## What you should do
Search the material for the word "Recent" and report each line where it turns up.

## Raw records
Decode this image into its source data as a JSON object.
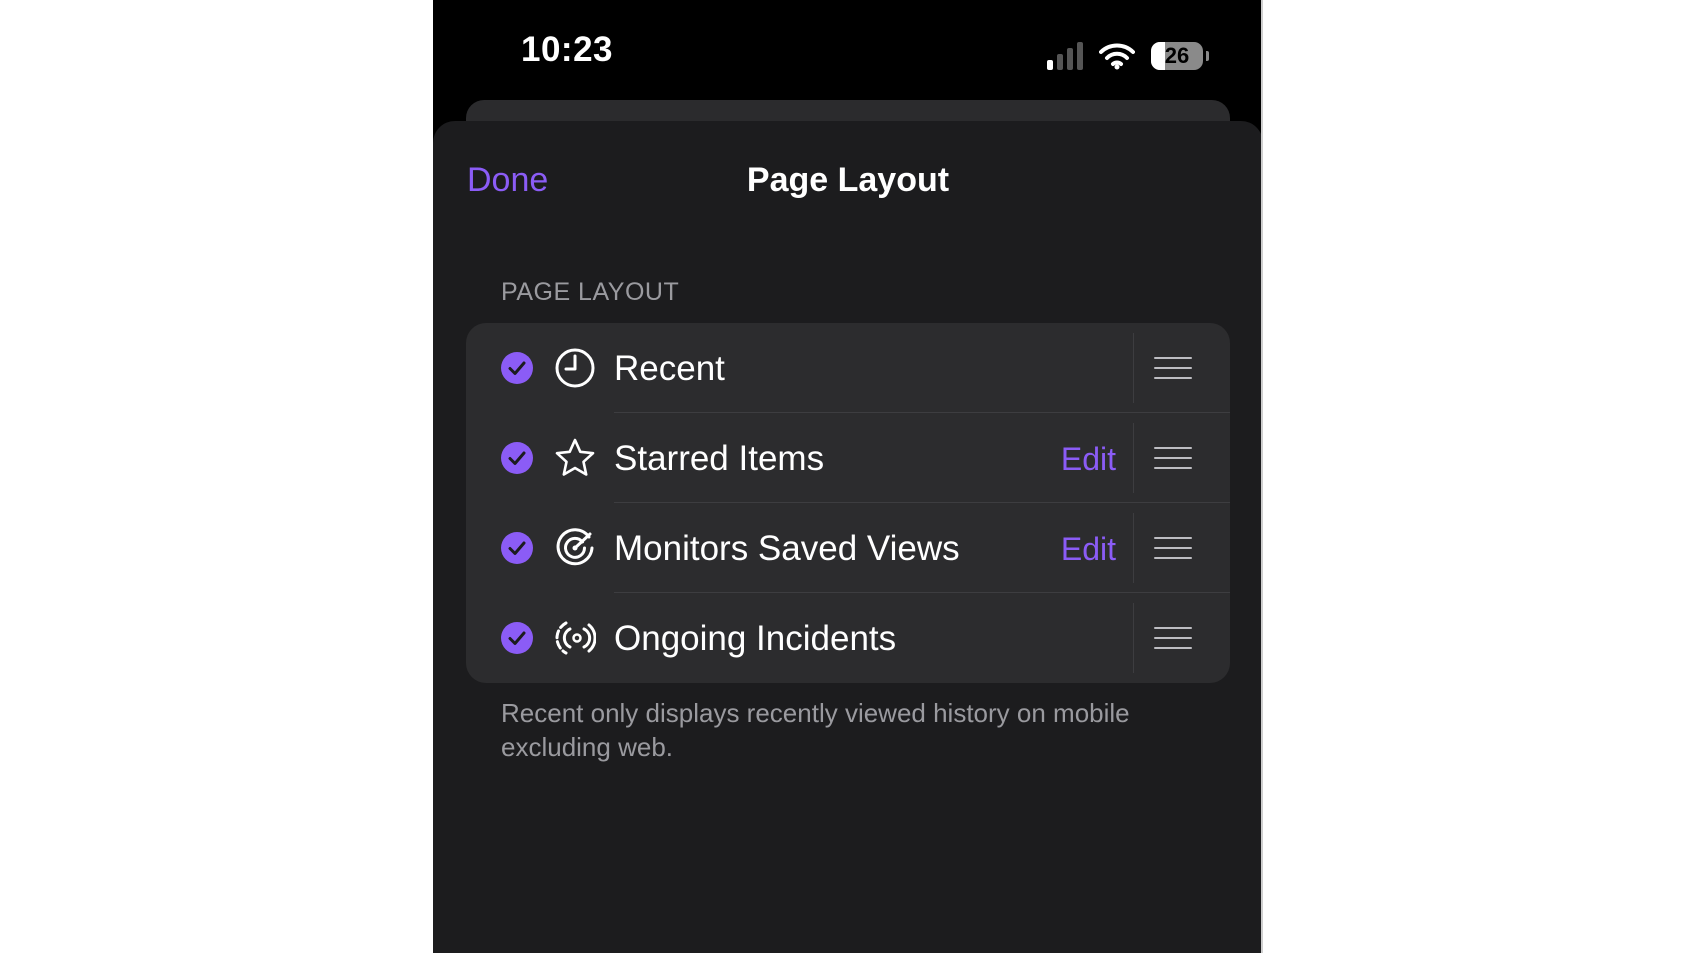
{
  "status_bar": {
    "time": "10:23",
    "battery_level": "26",
    "signal_bars_active": 1,
    "signal_bars_total": 4
  },
  "nav": {
    "done_label": "Done",
    "title": "Page Layout"
  },
  "section": {
    "header": "PAGE LAYOUT",
    "footer": "Recent only displays recently viewed history on mobile excluding web."
  },
  "items": [
    {
      "label": "Recent",
      "icon": "clock-icon",
      "checked": true,
      "edit": ""
    },
    {
      "label": "Starred Items",
      "icon": "star-icon",
      "checked": true,
      "edit": "Edit"
    },
    {
      "label": "Monitors Saved Views",
      "icon": "target-icon",
      "checked": true,
      "edit": "Edit"
    },
    {
      "label": "Ongoing Incidents",
      "icon": "broadcast-icon",
      "checked": true,
      "edit": ""
    }
  ],
  "colors": {
    "accent": "#8b5cf6",
    "sheet_background": "#1c1c1e",
    "group_background": "#2c2c2e",
    "secondary_text": "#9a9a9f"
  }
}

## Output for this task
    "footer": "Recent only displays recently viewed history on mobile excluding web."
      "label": "Recent",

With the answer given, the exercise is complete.